* [Data to use]
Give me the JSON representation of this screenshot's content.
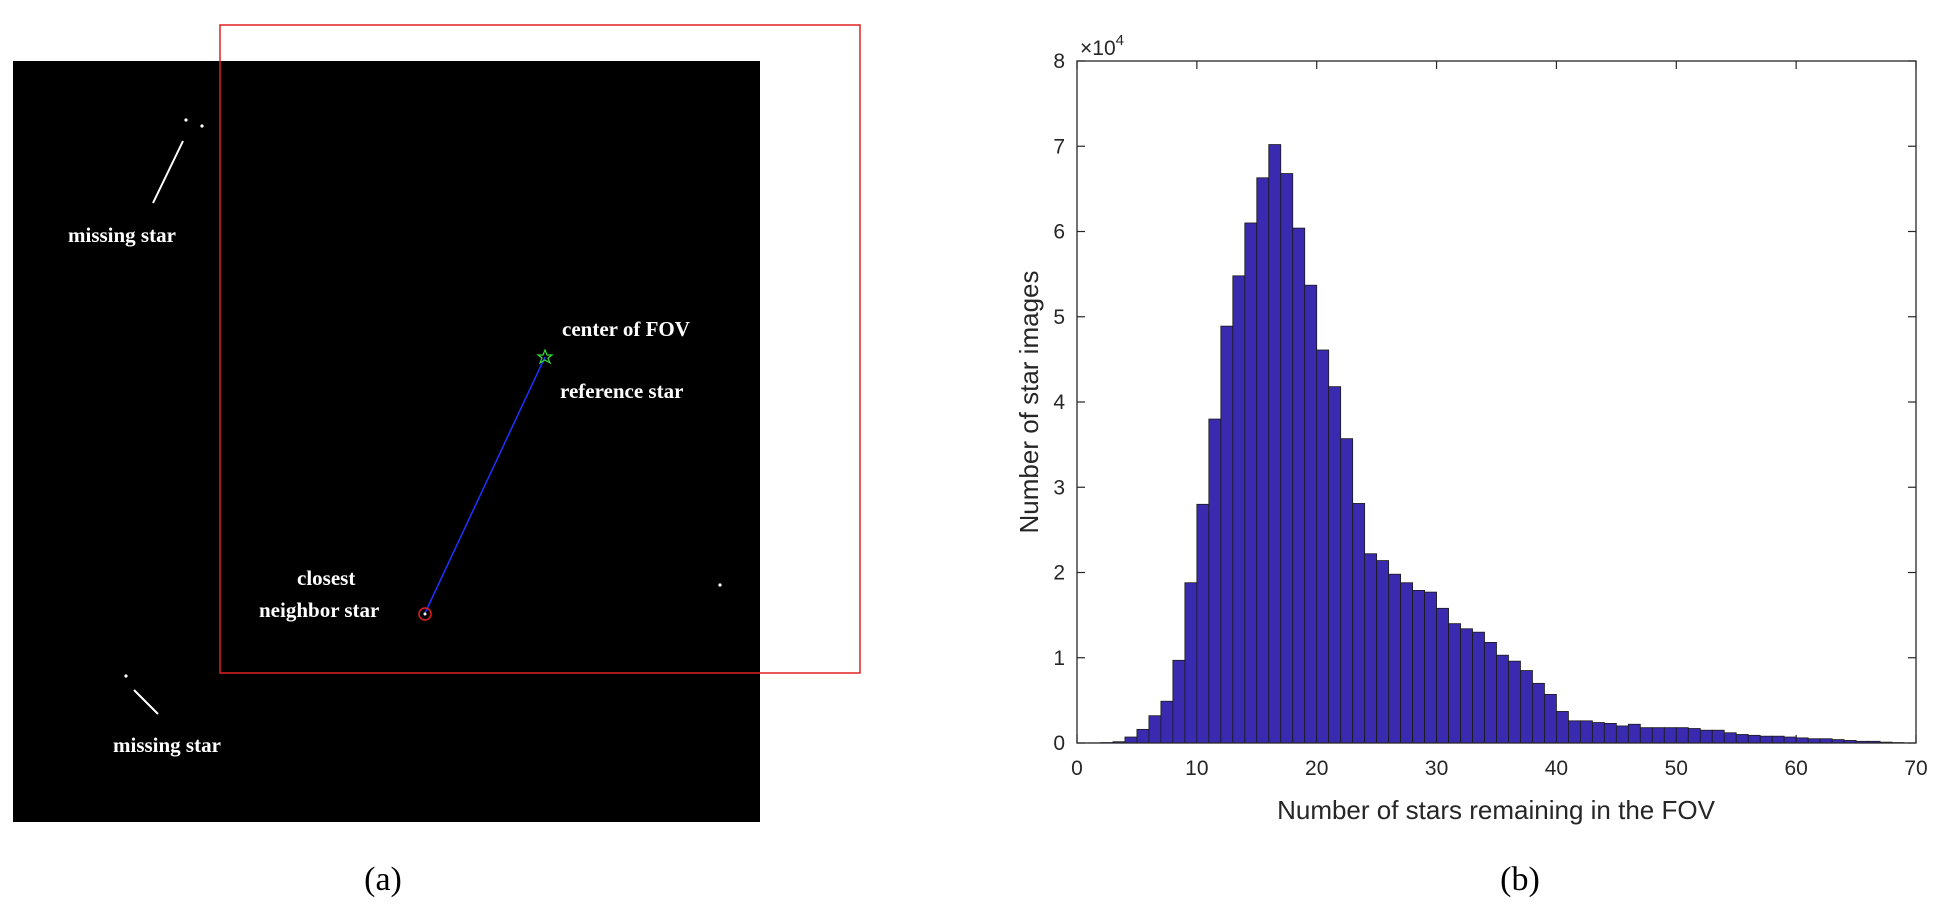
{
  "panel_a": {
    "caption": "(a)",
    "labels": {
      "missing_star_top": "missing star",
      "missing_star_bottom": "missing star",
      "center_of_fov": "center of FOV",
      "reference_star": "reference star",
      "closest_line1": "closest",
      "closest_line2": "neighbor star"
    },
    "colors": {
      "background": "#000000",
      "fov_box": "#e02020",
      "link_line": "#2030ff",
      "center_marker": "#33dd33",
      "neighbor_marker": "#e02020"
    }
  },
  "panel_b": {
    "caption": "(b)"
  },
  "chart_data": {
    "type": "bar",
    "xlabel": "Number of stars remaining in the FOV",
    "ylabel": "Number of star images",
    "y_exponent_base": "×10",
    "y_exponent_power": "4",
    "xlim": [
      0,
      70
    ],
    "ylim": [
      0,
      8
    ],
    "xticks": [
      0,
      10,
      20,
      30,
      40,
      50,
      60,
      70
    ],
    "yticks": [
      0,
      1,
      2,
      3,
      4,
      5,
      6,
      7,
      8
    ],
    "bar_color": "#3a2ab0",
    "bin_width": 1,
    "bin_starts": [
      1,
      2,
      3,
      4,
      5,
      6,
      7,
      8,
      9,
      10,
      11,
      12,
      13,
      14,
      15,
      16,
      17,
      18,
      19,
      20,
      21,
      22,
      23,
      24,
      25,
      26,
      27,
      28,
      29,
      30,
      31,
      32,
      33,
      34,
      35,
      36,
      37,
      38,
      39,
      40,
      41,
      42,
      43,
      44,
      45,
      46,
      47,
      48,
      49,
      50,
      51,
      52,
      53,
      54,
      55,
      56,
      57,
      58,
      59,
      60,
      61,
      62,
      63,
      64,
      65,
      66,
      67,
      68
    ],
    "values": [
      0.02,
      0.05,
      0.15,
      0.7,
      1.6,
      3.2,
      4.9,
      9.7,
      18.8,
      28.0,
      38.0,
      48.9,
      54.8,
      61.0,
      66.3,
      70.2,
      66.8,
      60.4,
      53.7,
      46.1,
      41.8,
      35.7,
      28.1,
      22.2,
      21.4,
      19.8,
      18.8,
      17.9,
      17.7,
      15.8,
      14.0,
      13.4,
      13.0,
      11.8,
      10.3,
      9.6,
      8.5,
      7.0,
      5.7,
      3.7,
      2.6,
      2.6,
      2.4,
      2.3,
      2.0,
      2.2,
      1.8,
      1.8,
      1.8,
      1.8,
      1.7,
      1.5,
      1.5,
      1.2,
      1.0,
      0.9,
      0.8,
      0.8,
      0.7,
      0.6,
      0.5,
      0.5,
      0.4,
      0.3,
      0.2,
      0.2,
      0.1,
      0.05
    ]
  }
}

* [What you have to do] Find the word "missing" in the data and show each line that holds it.

* [Solution to this task]
      "missing_star_top": "missing star",
      "missing_star_bottom": "missing star",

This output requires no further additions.